What the task asks — Return the listing word for word, as given.

Items —
▬▬▬▬▬▬▬▬▬▬

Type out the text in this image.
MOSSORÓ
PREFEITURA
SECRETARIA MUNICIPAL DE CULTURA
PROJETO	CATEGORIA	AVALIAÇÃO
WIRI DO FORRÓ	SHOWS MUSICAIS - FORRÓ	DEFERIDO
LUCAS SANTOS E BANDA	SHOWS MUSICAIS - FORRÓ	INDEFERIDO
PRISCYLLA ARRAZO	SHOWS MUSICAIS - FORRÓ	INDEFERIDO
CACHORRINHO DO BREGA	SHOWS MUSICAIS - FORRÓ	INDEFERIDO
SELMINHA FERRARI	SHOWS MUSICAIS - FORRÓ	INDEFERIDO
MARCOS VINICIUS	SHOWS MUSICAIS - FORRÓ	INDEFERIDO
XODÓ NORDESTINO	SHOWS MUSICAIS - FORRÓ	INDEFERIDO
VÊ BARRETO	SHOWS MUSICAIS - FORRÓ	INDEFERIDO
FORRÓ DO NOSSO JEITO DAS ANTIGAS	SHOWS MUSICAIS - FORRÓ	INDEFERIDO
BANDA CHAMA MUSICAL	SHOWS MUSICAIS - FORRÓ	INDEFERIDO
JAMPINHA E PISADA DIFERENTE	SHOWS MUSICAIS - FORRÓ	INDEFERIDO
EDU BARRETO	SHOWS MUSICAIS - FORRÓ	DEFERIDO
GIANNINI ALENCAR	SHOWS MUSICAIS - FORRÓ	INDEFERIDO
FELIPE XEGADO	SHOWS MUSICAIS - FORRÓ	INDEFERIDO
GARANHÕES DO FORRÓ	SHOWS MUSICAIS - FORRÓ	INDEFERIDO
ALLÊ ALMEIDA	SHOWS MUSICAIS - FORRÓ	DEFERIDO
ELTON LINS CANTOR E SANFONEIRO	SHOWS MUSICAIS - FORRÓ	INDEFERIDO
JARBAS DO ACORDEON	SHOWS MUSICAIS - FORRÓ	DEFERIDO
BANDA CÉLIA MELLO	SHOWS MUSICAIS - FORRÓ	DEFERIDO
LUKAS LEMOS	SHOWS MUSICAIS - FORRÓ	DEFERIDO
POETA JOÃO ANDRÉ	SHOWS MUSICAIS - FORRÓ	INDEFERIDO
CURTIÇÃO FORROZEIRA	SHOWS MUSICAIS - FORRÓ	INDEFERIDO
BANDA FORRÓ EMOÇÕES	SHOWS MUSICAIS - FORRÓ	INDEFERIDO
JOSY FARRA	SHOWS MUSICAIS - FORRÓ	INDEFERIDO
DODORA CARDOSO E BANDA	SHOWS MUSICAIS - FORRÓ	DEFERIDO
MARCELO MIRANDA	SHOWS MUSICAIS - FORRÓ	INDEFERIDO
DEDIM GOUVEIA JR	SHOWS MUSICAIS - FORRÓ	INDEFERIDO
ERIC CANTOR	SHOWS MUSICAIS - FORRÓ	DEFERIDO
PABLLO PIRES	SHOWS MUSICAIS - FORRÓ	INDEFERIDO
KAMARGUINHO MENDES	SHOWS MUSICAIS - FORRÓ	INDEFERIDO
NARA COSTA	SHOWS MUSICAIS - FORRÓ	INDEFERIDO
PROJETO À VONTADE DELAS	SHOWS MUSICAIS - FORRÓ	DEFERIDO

▬▬▬▬▬▬▬▬▬▬

Exercise result —
Type out the text in this image.
MOSSORÓ
PREFEITURA
SECRETARIA MUNICIPAL DE CULTURA
PROJETO	CATEGORIA	AVALIAÇÃO
WIRI DO FORRÓ	SHOWS MUSICAIS - FORRÓ	DEFERIDO
LUCAS SANTOS E BANDA	SHOWS MUSICAIS - FORRÓ	INDEFERIDO
PRISCYLLA ARRAZO	SHOWS MUSICAIS - FORRÓ	INDEFERIDO
CACHORRINHO DO BREGA	SHOWS MUSICAIS - FORRÓ	INDEFERIDO
SELMINHA FERRARI	SHOWS MUSICAIS - FORRÓ	INDEFERIDO
MARCOS VINICIUS	SHOWS MUSICAIS - FORRÓ	INDEFERIDO
XODÓ NORDESTINO	SHOWS MUSICAIS - FORRÓ	INDEFERIDO
VÊ BARRETO	SHOWS MUSICAIS - FORRÓ	INDEFERIDO
FORRÓ DO NOSSO JEITO DAS ANTIGAS	SHOWS MUSICAIS - FORRÓ	INDEFERIDO
BANDA CHAMA MUSICAL	SHOWS MUSICAIS - FORRÓ	INDEFERIDO
JAMPINHA E PISADA DIFERENTE	SHOWS MUSICAIS - FORRÓ	INDEFERIDO
EDU BARRETO	SHOWS MUSICAIS - FORRÓ	DEFERIDO
GIANNINI ALENCAR	SHOWS MUSICAIS - FORRÓ	INDEFERIDO
FELIPE XEGADO	SHOWS MUSICAIS - FORRÓ	INDEFERIDO
GARANHÕES DO FORRÓ	SHOWS MUSICAIS - FORRÓ	INDEFERIDO
ALLÊ ALMEIDA	SHOWS MUSICAIS - FORRÓ	DEFERIDO
ELTON LINS CANTOR E SANFONEIRO	SHOWS MUSICAIS - FORRÓ	INDEFERIDO
JARBAS DO ACORDEON	SHOWS MUSICAIS - FORRÓ	DEFERIDO
BANDA CÉLIA MELLO	SHOWS MUSICAIS - FORRÓ	DEFERIDO
LUKAS LEMOS	SHOWS MUSICAIS - FORRÓ	DEFERIDO
POETA JOÃO ANDRÉ	SHOWS MUSICAIS - FORRÓ	INDEFERIDO
CURTIÇÃO FORROZEIRA	SHOWS MUSICAIS - FORRÓ	INDEFERIDO
BANDA FORRÓ EMOÇÕES	SHOWS MUSICAIS - FORRÓ	INDEFERIDO
JOSY FARRA	SHOWS MUSICAIS - FORRÓ	INDEFERIDO
DODORA CARDOSO E BANDA	SHOWS MUSICAIS - FORRÓ	DEFERIDO
MARCELO MIRANDA	SHOWS MUSICAIS - FORRÓ	INDEFERIDO
DEDIM GOUVEIA JR	SHOWS MUSICAIS - FORRÓ	INDEFERIDO
ERIC CANTOR	SHOWS MUSICAIS - FORRÓ	DEFERIDO
PABLLO PIRES	SHOWS MUSICAIS - FORRÓ	INDEFERIDO
KAMARGUINHO MENDES	SHOWS MUSICAIS - FORRÓ	INDEFERIDO
NARA COSTA	SHOWS MUSICAIS - FORRÓ	INDEFERIDO
PROJETO À VONTADE DELAS	SHOWS MUSICAIS - FORRÓ	DEFERIDO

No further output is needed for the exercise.